» **Goal**: Check each line of the records below and collect those holding "Cottier".

» **Provided material**:
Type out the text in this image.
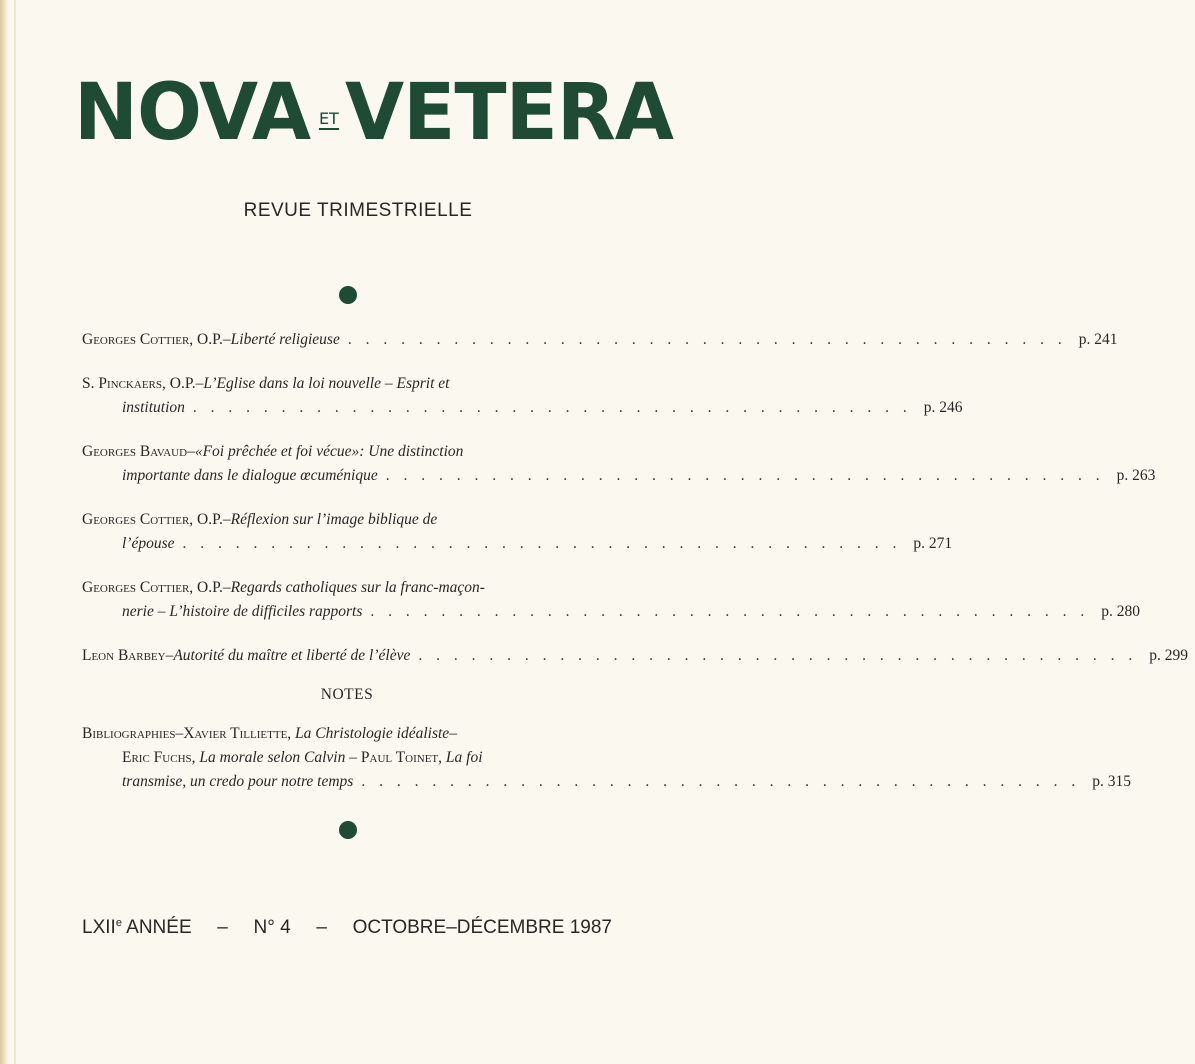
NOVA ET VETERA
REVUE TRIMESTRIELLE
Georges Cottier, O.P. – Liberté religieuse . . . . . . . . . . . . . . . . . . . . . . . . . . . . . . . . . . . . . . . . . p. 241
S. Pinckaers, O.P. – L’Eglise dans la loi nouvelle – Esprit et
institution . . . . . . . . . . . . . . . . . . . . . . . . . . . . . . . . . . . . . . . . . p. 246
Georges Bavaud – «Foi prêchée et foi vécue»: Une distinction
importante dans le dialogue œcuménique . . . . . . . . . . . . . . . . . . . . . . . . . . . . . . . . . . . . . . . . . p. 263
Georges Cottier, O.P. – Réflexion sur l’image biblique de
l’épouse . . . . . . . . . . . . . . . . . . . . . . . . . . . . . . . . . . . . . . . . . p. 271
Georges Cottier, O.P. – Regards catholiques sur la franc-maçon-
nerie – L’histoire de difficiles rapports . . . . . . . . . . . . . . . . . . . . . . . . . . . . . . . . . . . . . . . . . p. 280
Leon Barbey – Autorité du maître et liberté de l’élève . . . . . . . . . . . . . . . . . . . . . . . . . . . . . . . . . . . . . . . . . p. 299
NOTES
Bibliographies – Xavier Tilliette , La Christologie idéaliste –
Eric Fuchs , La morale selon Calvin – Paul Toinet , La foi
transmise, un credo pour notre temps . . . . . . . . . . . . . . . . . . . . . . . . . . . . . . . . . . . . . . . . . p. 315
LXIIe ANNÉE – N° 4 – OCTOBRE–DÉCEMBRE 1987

» **Response to this exercise**:
Georges Cottier, O.P. – Liberté religieuse . . . . . . . . . . . . . . . . . . . . . . . . . . . . . . . . . . . . . . . . . p. 241
Georges Cottier, O.P. – Réflexion sur l’image biblique de
Georges Cottier, O.P. – Regards catholiques sur la franc-maçon-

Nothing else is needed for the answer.